>> begin RECORDS SUPPLIED

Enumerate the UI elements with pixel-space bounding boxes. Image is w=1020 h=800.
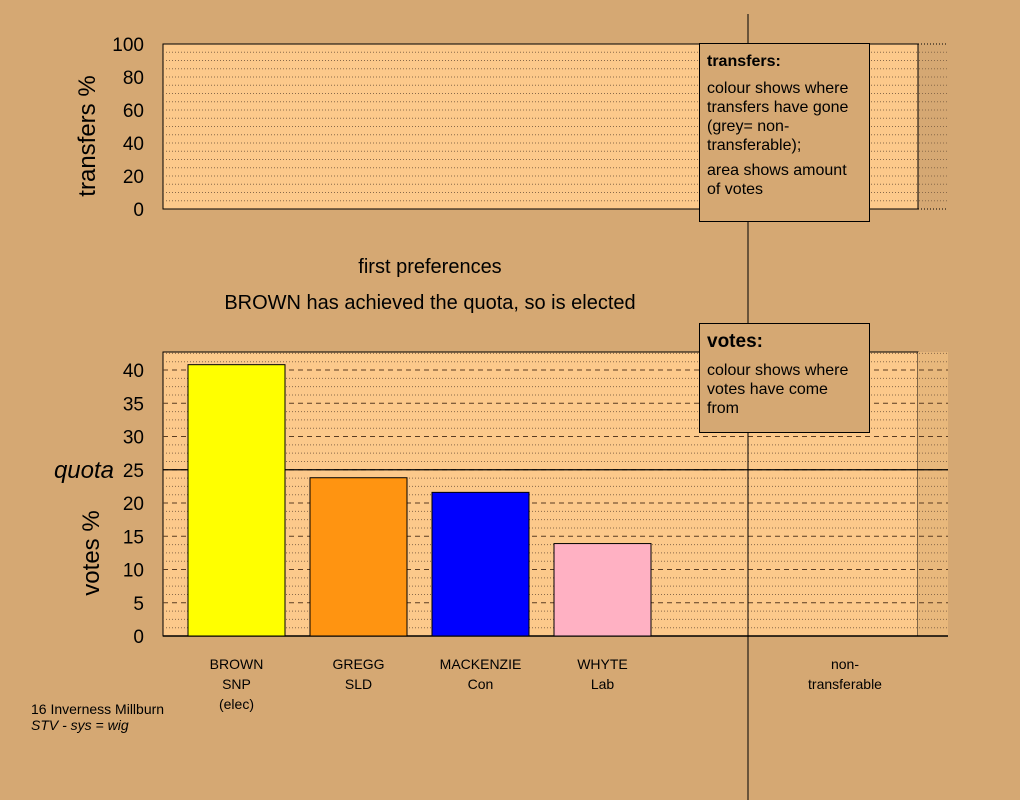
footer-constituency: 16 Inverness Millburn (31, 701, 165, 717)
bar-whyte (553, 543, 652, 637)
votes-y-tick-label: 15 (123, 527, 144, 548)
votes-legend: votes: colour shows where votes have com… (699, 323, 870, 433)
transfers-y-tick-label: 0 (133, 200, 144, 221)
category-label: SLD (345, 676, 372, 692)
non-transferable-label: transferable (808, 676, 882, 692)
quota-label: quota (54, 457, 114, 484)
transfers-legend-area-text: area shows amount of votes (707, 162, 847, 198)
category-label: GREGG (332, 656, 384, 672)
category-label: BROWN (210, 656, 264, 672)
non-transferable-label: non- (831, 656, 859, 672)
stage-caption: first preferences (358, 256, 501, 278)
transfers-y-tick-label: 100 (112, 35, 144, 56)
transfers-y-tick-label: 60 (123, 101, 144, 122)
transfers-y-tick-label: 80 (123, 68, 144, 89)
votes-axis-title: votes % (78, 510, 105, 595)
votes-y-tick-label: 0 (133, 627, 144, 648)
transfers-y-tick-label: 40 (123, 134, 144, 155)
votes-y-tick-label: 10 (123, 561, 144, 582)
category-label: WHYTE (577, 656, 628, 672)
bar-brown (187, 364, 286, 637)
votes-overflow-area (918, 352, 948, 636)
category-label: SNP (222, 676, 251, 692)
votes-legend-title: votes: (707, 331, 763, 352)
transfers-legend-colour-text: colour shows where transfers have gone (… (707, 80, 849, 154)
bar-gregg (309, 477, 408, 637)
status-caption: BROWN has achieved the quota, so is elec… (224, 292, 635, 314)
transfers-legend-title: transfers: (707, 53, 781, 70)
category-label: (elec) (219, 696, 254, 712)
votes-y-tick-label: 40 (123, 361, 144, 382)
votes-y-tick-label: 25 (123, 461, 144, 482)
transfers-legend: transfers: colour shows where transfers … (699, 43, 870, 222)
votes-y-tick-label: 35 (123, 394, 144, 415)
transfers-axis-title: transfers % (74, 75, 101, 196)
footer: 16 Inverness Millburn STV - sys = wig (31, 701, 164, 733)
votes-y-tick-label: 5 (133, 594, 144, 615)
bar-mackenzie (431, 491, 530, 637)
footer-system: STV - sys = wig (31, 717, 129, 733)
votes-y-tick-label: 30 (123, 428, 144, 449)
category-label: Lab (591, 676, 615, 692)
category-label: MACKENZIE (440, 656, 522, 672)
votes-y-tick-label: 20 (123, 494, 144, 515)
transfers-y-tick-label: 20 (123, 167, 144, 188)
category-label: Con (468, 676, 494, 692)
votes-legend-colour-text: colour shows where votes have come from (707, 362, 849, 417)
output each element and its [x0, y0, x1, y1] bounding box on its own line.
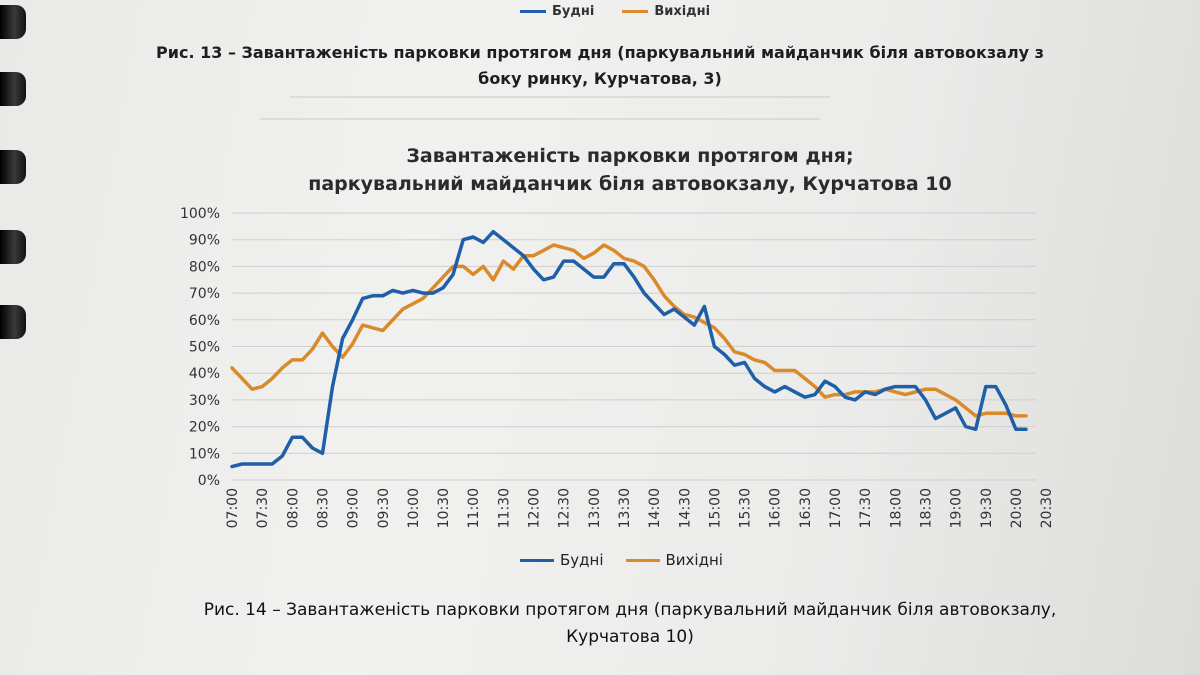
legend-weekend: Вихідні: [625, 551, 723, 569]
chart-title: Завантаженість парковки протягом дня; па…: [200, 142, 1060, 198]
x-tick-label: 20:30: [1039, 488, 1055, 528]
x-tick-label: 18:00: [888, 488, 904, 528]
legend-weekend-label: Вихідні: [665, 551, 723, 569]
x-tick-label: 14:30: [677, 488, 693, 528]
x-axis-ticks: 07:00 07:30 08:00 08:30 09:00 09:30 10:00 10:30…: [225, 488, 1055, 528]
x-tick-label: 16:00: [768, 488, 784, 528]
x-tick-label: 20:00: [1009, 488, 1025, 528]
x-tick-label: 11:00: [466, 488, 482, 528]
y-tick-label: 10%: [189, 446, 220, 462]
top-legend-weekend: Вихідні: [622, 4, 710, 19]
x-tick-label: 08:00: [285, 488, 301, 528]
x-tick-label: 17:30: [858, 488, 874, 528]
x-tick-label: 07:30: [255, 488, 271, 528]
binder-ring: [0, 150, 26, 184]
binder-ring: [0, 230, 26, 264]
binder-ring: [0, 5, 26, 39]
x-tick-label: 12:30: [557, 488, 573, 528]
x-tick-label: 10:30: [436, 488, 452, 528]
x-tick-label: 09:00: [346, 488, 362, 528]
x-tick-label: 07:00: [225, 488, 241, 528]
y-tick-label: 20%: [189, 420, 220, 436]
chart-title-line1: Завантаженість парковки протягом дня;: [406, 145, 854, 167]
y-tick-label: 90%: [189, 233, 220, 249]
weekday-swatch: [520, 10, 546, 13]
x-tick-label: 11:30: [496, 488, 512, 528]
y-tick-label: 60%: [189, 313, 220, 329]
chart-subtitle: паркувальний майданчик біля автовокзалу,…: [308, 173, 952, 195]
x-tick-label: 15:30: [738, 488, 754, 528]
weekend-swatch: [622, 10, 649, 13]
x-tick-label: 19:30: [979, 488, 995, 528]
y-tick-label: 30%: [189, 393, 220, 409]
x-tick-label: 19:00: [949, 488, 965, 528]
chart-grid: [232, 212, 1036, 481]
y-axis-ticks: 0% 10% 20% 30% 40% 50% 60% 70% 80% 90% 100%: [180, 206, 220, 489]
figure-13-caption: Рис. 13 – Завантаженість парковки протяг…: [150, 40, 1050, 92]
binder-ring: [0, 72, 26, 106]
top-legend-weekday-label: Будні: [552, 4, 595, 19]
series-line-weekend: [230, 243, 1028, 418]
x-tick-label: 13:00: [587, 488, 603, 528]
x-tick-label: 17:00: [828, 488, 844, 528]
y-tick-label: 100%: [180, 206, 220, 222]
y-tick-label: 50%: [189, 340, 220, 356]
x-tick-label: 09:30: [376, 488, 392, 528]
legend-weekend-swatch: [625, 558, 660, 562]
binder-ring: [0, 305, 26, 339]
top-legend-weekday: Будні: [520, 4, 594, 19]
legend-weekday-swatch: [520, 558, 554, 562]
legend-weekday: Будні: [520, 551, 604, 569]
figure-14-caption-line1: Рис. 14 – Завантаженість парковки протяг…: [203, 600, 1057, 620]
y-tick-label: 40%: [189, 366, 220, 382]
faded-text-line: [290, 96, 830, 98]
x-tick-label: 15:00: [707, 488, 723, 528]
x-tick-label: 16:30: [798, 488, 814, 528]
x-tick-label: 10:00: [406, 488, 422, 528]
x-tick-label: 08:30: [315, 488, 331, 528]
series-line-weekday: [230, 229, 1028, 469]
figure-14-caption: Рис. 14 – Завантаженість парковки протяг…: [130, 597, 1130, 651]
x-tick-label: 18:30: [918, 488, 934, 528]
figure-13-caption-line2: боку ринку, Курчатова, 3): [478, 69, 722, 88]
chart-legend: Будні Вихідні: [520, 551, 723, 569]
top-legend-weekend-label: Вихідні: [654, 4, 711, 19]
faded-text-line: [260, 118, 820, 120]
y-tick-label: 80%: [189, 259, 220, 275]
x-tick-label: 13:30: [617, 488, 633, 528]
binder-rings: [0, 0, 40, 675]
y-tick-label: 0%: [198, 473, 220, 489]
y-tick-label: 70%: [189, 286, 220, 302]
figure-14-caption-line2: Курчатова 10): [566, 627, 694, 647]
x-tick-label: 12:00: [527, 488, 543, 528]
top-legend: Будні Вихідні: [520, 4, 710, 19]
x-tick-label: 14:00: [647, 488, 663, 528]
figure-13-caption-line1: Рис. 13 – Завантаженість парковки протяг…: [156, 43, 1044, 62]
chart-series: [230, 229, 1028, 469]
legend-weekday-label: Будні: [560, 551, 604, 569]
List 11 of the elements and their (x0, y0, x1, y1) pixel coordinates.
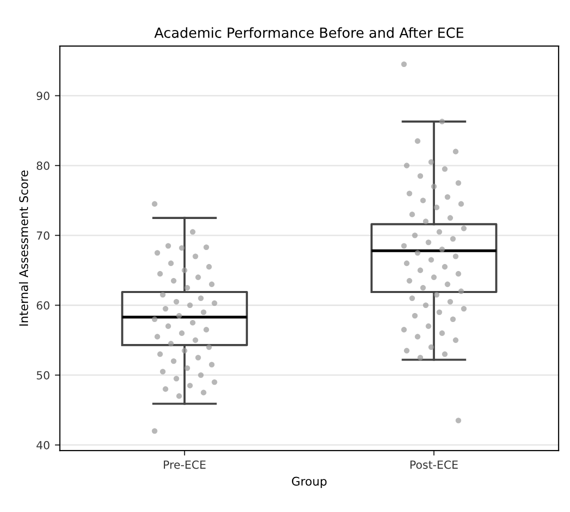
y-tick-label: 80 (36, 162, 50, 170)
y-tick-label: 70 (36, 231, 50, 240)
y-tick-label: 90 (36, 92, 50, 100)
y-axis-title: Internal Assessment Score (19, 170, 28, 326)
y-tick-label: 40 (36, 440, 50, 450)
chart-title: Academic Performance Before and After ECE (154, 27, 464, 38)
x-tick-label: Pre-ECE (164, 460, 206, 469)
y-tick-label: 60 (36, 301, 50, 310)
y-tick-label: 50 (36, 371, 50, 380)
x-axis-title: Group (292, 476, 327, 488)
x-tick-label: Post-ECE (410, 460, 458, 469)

>> end RECORDS SUPPLIED

■ INSTRUCTION:
Which lines in the listing above contain the string "where"? Return each of those lines in full.

■ TASK SOLUTION:
votes-legend: votes: colour shows where votes have com… (699, 323, 870, 433)
transfers-legend-colour-text: colour shows where transfers have gone (… (707, 80, 849, 154)
transfers-legend: transfers: colour shows where transfers … (699, 43, 870, 222)
votes-legend-colour-text: colour shows where votes have come from (707, 362, 849, 417)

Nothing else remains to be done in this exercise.